Copy every record word for word.

### PROVIDED INFORMATION ###

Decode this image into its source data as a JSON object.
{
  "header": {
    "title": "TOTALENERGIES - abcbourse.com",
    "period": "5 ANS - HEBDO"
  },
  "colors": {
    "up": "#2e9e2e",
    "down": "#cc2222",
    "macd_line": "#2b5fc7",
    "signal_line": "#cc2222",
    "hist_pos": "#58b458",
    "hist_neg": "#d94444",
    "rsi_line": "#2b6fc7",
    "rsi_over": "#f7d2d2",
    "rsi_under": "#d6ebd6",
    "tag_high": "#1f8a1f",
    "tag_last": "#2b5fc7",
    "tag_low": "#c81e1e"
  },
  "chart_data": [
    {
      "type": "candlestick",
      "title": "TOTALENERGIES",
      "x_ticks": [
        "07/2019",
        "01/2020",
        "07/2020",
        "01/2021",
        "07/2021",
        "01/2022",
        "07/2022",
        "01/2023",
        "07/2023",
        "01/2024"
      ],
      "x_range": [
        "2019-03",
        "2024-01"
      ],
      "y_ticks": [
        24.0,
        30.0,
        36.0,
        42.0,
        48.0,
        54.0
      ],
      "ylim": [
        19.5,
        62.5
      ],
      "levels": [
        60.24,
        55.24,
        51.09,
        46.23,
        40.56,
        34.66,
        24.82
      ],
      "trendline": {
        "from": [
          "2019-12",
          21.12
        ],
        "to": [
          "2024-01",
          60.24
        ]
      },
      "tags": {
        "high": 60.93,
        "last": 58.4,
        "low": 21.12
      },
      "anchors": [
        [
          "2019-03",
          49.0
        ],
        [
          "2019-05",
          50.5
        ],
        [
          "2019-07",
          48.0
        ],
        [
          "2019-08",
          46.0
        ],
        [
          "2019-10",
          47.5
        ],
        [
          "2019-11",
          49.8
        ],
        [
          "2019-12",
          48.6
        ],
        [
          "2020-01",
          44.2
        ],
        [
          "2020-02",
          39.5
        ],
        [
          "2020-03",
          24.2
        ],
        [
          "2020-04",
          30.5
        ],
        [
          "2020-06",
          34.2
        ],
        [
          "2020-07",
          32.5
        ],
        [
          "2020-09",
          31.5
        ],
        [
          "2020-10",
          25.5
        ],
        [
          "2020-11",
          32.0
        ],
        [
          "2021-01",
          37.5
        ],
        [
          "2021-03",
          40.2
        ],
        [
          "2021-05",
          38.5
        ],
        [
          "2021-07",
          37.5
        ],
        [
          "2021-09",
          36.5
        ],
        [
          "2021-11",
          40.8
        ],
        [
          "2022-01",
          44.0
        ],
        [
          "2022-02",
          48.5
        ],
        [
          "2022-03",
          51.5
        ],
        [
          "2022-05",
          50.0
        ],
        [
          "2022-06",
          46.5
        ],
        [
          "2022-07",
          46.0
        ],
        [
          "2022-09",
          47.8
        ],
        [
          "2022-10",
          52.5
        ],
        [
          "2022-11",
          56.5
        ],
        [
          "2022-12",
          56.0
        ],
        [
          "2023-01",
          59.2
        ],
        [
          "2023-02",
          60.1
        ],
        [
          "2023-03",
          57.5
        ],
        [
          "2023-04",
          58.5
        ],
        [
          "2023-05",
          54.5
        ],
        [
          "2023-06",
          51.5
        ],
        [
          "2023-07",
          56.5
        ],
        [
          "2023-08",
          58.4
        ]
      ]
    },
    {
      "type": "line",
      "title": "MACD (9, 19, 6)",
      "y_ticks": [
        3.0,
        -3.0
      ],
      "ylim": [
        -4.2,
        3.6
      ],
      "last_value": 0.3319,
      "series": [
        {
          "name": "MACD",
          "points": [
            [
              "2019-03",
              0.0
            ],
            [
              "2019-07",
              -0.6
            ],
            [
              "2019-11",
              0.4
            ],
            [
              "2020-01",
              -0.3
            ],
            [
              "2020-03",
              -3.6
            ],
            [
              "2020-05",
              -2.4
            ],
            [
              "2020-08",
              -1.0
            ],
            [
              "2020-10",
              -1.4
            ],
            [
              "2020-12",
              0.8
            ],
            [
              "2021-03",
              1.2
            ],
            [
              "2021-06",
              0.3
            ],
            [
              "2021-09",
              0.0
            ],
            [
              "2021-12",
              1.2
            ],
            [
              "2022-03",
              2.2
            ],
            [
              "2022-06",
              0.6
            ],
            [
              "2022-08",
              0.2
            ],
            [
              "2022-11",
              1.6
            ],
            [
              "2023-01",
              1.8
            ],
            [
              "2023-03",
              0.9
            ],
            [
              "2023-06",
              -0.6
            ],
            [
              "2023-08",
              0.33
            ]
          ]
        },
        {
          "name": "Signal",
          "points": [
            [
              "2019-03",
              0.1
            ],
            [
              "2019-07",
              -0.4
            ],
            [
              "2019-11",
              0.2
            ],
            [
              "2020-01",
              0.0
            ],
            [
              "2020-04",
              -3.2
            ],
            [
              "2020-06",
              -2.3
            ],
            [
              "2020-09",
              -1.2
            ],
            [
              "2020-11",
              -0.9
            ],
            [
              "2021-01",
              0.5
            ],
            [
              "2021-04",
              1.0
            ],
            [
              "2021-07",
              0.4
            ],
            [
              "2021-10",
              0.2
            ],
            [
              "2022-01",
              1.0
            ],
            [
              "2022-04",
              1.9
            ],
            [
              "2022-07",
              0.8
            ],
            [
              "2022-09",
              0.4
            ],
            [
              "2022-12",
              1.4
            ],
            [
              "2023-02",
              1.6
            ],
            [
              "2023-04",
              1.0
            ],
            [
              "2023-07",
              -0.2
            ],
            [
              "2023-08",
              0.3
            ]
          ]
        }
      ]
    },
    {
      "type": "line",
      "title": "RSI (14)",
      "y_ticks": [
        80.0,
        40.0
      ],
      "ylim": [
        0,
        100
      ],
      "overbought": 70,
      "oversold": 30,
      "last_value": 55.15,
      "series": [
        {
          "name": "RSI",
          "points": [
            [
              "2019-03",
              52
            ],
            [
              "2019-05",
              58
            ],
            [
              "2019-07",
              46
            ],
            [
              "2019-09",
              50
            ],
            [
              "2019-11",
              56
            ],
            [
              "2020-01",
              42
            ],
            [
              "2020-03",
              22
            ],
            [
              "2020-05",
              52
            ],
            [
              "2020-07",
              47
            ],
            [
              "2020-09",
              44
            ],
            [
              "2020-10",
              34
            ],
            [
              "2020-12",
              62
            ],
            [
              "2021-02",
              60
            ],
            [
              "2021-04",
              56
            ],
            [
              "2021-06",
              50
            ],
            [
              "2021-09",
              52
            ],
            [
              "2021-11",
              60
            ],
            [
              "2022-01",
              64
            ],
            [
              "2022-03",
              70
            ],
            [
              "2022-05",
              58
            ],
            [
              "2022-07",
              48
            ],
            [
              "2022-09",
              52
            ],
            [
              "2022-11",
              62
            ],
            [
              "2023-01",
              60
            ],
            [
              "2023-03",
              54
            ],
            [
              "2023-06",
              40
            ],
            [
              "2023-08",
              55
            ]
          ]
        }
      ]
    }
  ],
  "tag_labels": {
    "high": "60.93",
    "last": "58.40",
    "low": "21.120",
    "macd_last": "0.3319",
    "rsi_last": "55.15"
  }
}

###

## WORKED ANSWER
Decode this image into its source data as a JSON object.
{
  "header": {
    "title": "TOTALENERGIES - abcbourse.com",
    "period": "5 ANS - HEBDO"
  },
  "colors": {
    "up": "#2e9e2e",
    "down": "#cc2222",
    "macd_line": "#2b5fc7",
    "signal_line": "#cc2222",
    "hist_pos": "#58b458",
    "hist_neg": "#d94444",
    "rsi_line": "#2b6fc7",
    "rsi_over": "#f7d2d2",
    "rsi_under": "#d6ebd6",
    "tag_high": "#1f8a1f",
    "tag_last": "#2b5fc7",
    "tag_low": "#c81e1e"
  },
  "chart_data": [
    {
      "type": "candlestick",
      "title": "TOTALENERGIES",
      "x_ticks": [
        "07/2019",
        "01/2020",
        "07/2020",
        "01/2021",
        "07/2021",
        "01/2022",
        "07/2022",
        "01/2023",
        "07/2023",
        "01/2024"
      ],
      "x_range": [
        "2019-03",
        "2024-01"
      ],
      "y_ticks": [
        24.0,
        30.0,
        36.0,
        42.0,
        48.0,
        54.0
      ],
      "ylim": [
        19.5,
        62.5
      ],
      "levels": [
        60.24,
        55.24,
        51.09,
        46.23,
        40.56,
        34.66,
        24.82
      ],
      "trendline": {
        "from": [
          "2019-12",
          21.12
        ],
        "to": [
          "2024-01",
          60.24
        ]
      },
      "tags": {
        "high": 60.93,
        "last": 58.4,
        "low": 21.12
      },
      "anchors": [
        [
          "2019-03",
          49.0
        ],
        [
          "2019-05",
          50.5
        ],
        [
          "2019-07",
          48.0
        ],
        [
          "2019-08",
          46.0
        ],
        [
          "2019-10",
          47.5
        ],
        [
          "2019-11",
          49.8
        ],
        [
          "2019-12",
          48.6
        ],
        [
          "2020-01",
          44.2
        ],
        [
          "2020-02",
          39.5
        ],
        [
          "2020-03",
          24.2
        ],
        [
          "2020-04",
          30.5
        ],
        [
          "2020-06",
          34.2
        ],
        [
          "2020-07",
          32.5
        ],
        [
          "2020-09",
          31.5
        ],
        [
          "2020-10",
          25.5
        ],
        [
          "2020-11",
          32.0
        ],
        [
          "2021-01",
          37.5
        ],
        [
          "2021-03",
          40.2
        ],
        [
          "2021-05",
          38.5
        ],
        [
          "2021-07",
          37.5
        ],
        [
          "2021-09",
          36.5
        ],
        [
          "2021-11",
          40.8
        ],
        [
          "2022-01",
          44.0
        ],
        [
          "2022-02",
          48.5
        ],
        [
          "2022-03",
          51.5
        ],
        [
          "2022-05",
          50.0
        ],
        [
          "2022-06",
          46.5
        ],
        [
          "2022-07",
          46.0
        ],
        [
          "2022-09",
          47.8
        ],
        [
          "2022-10",
          52.5
        ],
        [
          "2022-11",
          56.5
        ],
        [
          "2022-12",
          56.0
        ],
        [
          "2023-01",
          59.2
        ],
        [
          "2023-02",
          60.1
        ],
        [
          "2023-03",
          57.5
        ],
        [
          "2023-04",
          58.5
        ],
        [
          "2023-05",
          54.5
        ],
        [
          "2023-06",
          51.5
        ],
        [
          "2023-07",
          56.5
        ],
        [
          "2023-08",
          58.4
        ]
      ]
    },
    {
      "type": "line",
      "title": "MACD (9, 19, 6)",
      "y_ticks": [
        3.0,
        -3.0
      ],
      "ylim": [
        -4.2,
        3.6
      ],
      "last_value": 0.3319,
      "series": [
        {
          "name": "MACD",
          "points": [
            [
              "2019-03",
              0.0
            ],
            [
              "2019-07",
              -0.6
            ],
            [
              "2019-11",
              0.4
            ],
            [
              "2020-01",
              -0.3
            ],
            [
              "2020-03",
              -3.6
            ],
            [
              "2020-05",
              -2.4
            ],
            [
              "2020-08",
              -1.0
            ],
            [
              "2020-10",
              -1.4
            ],
            [
              "2020-12",
              0.8
            ],
            [
              "2021-03",
              1.2
            ],
            [
              "2021-06",
              0.3
            ],
            [
              "2021-09",
              0.0
            ],
            [
              "2021-12",
              1.2
            ],
            [
              "2022-03",
              2.2
            ],
            [
              "2022-06",
              0.6
            ],
            [
              "2022-08",
              0.2
            ],
            [
              "2022-11",
              1.6
            ],
            [
              "2023-01",
              1.8
            ],
            [
              "2023-03",
              0.9
            ],
            [
              "2023-06",
              -0.6
            ],
            [
              "2023-08",
              0.33
            ]
          ]
        },
        {
          "name": "Signal",
          "points": [
            [
              "2019-03",
              0.1
            ],
            [
              "2019-07",
              -0.4
            ],
            [
              "2019-11",
              0.2
            ],
            [
              "2020-01",
              0.0
            ],
            [
              "2020-04",
              -3.2
            ],
            [
              "2020-06",
              -2.3
            ],
            [
              "2020-09",
              -1.2
            ],
            [
              "2020-11",
              -0.9
            ],
            [
              "2021-01",
              0.5
            ],
            [
              "2021-04",
              1.0
            ],
            [
              "2021-07",
              0.4
            ],
            [
              "2021-10",
              0.2
            ],
            [
              "2022-01",
              1.0
            ],
            [
              "2022-04",
              1.9
            ],
            [
              "2022-07",
              0.8
            ],
            [
              "2022-09",
              0.4
            ],
            [
              "2022-12",
              1.4
            ],
            [
              "2023-02",
              1.6
            ],
            [
              "2023-04",
              1.0
            ],
            [
              "2023-07",
              -0.2
            ],
            [
              "2023-08",
              0.3
            ]
          ]
        }
      ]
    },
    {
      "type": "line",
      "title": "RSI (14)",
      "y_ticks": [
        80.0,
        40.0
      ],
      "ylim": [
        0,
        100
      ],
      "overbought": 70,
      "oversold": 30,
      "last_value": 55.15,
      "series": [
        {
          "name": "RSI",
          "points": [
            [
              "2019-03",
              52
            ],
            [
              "2019-05",
              58
            ],
            [
              "2019-07",
              46
            ],
            [
              "2019-09",
              50
            ],
            [
              "2019-11",
              56
            ],
            [
              "2020-01",
              42
            ],
            [
              "2020-03",
              22
            ],
            [
              "2020-05",
              52
            ],
            [
              "2020-07",
              47
            ],
            [
              "2020-09",
              44
            ],
            [
              "2020-10",
              34
            ],
            [
              "2020-12",
              62
            ],
            [
              "2021-02",
              60
            ],
            [
              "2021-04",
              56
            ],
            [
              "2021-06",
              50
            ],
            [
              "2021-09",
              52
            ],
            [
              "2021-11",
              60
            ],
            [
              "2022-01",
              64
            ],
            [
              "2022-03",
              70
            ],
            [
              "2022-05",
              58
            ],
            [
              "2022-07",
              48
            ],
            [
              "2022-09",
              52
            ],
            [
              "2022-11",
              62
            ],
            [
              "2023-01",
              60
            ],
            [
              "2023-03",
              54
            ],
            [
              "2023-06",
              40
            ],
            [
              "2023-08",
              55
            ]
          ]
        }
      ]
    }
  ],
  "tag_labels": {
    "high": "60.93",
    "last": "58.40",
    "low": "21.120",
    "macd_last": "0.3319",
    "rsi_last": "55.15"
  }
}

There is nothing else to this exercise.